### Exercise aim
Within the data that follows, how many lines carry the string "from"? Give the number alone.

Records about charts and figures
==================================================
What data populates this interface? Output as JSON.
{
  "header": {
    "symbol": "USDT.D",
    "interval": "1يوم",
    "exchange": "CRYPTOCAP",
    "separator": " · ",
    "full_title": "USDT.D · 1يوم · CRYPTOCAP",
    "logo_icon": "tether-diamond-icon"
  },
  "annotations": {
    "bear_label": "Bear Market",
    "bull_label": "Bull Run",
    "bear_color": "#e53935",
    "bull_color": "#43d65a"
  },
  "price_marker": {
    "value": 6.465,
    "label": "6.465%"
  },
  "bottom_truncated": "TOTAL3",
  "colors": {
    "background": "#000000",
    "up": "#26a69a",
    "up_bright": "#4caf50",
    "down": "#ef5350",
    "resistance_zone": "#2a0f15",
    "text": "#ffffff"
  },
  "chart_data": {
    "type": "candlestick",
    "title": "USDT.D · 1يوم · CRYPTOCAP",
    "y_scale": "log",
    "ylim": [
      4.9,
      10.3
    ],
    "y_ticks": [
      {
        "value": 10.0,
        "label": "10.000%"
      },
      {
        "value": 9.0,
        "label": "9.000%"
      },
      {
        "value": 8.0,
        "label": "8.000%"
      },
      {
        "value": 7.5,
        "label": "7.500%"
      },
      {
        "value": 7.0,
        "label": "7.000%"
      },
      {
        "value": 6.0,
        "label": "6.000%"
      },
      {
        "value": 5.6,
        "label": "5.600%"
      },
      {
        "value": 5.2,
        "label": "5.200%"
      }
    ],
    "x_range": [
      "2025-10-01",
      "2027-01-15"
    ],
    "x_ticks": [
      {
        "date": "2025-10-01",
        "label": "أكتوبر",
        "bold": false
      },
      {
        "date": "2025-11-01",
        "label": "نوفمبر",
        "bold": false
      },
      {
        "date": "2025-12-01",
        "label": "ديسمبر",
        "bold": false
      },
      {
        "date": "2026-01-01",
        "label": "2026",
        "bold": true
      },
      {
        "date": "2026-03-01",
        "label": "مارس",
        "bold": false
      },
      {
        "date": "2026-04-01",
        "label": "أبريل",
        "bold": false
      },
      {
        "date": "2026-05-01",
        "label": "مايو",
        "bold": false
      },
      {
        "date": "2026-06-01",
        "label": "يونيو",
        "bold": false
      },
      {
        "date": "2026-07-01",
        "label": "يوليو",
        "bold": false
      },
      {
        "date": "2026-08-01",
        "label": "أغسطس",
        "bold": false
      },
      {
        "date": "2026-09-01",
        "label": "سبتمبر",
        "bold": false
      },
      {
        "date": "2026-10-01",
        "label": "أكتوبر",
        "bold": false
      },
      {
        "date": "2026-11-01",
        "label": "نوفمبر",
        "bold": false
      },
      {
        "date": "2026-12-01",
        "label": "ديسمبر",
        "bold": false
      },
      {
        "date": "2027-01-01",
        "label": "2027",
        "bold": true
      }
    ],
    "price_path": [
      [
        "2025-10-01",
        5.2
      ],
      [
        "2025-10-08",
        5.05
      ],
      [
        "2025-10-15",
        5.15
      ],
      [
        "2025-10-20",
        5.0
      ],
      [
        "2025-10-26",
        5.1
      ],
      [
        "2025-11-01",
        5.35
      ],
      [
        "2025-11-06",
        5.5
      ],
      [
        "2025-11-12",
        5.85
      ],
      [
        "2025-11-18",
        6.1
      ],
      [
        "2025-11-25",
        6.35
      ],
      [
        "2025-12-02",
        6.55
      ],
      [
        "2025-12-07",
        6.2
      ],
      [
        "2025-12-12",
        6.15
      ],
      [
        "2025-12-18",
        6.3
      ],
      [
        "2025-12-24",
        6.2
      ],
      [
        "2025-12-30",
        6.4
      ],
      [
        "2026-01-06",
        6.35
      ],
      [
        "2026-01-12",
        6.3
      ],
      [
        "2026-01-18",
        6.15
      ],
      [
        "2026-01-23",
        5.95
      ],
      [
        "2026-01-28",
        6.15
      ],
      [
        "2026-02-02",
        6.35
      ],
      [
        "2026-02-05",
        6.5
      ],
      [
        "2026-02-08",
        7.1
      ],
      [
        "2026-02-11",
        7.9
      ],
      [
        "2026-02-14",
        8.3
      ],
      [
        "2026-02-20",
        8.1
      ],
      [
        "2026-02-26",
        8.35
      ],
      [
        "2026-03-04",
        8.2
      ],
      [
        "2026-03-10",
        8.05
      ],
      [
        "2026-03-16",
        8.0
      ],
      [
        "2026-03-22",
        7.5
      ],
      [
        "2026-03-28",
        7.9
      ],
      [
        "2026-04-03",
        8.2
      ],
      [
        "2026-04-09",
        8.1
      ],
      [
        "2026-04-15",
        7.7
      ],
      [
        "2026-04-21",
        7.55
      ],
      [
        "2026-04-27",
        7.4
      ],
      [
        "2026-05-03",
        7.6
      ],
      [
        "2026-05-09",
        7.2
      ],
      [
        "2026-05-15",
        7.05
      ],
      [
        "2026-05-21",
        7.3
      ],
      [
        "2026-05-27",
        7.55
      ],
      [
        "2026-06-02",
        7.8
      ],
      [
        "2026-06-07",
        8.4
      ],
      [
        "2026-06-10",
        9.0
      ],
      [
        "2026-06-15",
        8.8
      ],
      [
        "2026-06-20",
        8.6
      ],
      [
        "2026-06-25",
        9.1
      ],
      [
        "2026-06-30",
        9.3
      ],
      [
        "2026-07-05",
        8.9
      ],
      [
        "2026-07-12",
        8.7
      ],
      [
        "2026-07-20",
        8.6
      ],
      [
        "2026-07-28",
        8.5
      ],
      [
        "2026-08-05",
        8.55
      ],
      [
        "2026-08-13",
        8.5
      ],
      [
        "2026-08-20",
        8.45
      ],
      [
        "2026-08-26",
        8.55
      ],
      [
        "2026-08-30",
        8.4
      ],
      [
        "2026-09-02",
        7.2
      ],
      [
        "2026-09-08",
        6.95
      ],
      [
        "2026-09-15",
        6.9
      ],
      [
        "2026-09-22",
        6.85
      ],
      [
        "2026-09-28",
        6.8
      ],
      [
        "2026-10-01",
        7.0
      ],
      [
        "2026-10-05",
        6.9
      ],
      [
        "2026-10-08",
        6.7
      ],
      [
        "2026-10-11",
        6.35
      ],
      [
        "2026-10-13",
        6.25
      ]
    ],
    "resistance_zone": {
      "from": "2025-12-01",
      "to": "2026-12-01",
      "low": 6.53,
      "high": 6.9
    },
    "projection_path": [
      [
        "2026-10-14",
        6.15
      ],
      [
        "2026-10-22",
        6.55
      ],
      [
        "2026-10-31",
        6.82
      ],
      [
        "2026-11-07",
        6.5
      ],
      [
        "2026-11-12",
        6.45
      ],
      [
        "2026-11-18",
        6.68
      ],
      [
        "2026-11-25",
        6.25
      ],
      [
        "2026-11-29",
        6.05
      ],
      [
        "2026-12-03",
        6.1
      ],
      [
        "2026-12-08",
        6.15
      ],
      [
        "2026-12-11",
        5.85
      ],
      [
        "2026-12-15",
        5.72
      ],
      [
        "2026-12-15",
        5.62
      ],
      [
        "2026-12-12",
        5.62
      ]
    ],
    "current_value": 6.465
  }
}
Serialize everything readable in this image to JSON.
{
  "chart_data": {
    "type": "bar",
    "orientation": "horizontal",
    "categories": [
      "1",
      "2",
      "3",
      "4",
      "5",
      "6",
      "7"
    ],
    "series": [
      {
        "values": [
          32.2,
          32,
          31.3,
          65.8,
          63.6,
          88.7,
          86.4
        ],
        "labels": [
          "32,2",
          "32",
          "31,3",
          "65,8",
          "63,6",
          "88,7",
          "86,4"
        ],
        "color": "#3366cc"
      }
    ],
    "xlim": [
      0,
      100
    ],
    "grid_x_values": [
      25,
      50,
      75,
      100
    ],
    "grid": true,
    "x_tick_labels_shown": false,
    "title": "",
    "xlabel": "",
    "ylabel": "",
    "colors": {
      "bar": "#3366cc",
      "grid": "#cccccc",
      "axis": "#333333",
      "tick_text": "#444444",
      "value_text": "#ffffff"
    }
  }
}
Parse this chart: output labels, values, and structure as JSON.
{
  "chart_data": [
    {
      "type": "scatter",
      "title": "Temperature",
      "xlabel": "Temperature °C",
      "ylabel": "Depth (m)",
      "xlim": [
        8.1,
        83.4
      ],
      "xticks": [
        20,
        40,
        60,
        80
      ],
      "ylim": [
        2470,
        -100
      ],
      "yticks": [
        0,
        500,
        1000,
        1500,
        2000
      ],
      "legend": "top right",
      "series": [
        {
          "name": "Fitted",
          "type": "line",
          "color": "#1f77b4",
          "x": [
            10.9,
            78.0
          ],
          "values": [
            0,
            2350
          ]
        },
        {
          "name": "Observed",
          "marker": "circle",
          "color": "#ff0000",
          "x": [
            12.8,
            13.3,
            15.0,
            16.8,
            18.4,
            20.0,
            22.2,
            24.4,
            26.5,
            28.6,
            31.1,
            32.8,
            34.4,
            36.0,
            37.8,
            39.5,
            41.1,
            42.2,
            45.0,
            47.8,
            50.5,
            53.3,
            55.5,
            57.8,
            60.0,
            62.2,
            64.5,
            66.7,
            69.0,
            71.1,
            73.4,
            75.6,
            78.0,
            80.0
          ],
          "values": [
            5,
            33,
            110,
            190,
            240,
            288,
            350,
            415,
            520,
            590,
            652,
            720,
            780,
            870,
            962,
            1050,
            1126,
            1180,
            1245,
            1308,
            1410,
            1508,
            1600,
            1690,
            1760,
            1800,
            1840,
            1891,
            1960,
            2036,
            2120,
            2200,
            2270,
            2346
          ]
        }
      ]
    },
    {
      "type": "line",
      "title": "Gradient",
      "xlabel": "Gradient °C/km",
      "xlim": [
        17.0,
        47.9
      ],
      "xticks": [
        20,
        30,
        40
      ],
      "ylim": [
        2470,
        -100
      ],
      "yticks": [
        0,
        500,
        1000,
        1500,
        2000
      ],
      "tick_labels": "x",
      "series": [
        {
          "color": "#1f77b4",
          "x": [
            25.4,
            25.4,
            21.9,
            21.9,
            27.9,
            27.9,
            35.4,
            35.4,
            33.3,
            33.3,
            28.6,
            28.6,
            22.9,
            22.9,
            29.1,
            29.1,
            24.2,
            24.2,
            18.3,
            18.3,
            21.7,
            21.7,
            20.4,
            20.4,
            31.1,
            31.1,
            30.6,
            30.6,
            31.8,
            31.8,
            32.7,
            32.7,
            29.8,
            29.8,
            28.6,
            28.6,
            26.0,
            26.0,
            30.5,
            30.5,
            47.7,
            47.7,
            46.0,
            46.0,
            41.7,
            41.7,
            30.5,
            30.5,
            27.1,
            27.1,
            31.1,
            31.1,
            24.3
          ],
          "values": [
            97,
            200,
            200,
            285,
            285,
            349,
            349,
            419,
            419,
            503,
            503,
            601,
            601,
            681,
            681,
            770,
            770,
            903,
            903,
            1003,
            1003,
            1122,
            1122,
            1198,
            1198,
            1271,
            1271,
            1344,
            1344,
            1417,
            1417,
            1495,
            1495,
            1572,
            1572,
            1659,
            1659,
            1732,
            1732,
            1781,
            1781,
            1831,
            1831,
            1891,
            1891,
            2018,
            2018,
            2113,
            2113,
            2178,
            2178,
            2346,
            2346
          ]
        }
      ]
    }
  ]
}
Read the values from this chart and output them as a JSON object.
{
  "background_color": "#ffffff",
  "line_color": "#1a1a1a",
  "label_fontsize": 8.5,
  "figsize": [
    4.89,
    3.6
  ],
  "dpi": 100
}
==================================================
### Solved exercise
2